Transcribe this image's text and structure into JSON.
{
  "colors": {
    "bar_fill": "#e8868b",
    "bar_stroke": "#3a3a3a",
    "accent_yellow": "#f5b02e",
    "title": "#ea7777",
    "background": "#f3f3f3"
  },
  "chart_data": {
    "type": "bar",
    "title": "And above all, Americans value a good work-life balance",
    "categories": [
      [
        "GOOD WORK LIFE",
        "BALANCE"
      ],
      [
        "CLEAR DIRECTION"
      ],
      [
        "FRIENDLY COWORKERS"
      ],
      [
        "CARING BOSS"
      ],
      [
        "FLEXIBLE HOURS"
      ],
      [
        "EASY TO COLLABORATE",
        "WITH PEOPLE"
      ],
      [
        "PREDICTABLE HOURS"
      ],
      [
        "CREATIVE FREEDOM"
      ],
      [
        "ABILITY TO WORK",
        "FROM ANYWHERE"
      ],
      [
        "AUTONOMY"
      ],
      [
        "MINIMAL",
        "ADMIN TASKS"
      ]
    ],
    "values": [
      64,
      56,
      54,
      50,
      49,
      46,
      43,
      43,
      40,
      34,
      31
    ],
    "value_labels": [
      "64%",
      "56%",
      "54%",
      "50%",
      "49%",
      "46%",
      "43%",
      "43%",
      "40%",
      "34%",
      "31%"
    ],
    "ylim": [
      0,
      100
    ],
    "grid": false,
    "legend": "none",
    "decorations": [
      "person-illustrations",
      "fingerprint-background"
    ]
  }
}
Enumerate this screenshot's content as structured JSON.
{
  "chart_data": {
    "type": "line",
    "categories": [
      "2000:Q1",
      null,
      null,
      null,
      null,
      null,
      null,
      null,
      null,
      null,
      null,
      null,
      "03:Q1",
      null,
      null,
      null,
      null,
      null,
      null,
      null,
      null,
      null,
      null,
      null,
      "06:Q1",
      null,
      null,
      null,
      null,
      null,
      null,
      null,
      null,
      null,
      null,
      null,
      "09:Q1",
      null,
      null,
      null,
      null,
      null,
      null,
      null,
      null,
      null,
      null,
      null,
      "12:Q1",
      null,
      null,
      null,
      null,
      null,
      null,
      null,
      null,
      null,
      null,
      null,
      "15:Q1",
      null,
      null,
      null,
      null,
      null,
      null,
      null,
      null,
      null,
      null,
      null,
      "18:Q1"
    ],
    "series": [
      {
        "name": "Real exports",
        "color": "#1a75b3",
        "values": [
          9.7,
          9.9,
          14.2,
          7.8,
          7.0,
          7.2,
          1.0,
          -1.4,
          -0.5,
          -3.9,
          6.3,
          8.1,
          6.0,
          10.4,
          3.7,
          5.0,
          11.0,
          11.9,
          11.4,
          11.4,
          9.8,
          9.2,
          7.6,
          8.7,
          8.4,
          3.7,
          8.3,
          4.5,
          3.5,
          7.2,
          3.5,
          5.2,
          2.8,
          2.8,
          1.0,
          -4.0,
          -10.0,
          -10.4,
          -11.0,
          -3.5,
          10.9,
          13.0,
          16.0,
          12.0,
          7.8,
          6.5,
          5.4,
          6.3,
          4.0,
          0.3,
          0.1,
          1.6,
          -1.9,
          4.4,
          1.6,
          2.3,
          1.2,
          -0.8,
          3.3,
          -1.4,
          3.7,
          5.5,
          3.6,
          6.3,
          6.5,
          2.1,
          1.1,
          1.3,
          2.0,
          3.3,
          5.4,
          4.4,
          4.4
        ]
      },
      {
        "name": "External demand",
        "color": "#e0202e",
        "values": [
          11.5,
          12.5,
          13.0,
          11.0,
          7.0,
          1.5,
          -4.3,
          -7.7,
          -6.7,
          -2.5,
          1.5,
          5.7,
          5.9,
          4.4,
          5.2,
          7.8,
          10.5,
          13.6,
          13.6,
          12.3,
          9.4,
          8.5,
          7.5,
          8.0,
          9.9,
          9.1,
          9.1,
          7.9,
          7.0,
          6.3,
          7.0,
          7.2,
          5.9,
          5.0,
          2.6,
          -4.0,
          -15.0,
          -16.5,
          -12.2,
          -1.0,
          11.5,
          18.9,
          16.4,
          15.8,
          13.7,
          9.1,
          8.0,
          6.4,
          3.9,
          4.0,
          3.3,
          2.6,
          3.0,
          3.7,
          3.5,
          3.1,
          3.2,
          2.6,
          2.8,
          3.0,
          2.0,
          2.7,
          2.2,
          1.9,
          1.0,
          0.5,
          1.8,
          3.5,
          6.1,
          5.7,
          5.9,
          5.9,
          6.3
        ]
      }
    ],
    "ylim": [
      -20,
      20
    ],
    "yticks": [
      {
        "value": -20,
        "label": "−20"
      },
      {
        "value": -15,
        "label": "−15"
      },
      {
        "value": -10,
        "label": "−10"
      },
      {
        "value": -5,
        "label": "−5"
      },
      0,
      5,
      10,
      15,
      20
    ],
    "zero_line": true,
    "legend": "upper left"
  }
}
● ● ● ●
> **WRITTEN REQUEST**: List every line in the records above that contains the word "this".

> **THE REPLY**:
Transcribe this image's text and structure into JSON.
Enumerate this screenshot's content as structured JSON.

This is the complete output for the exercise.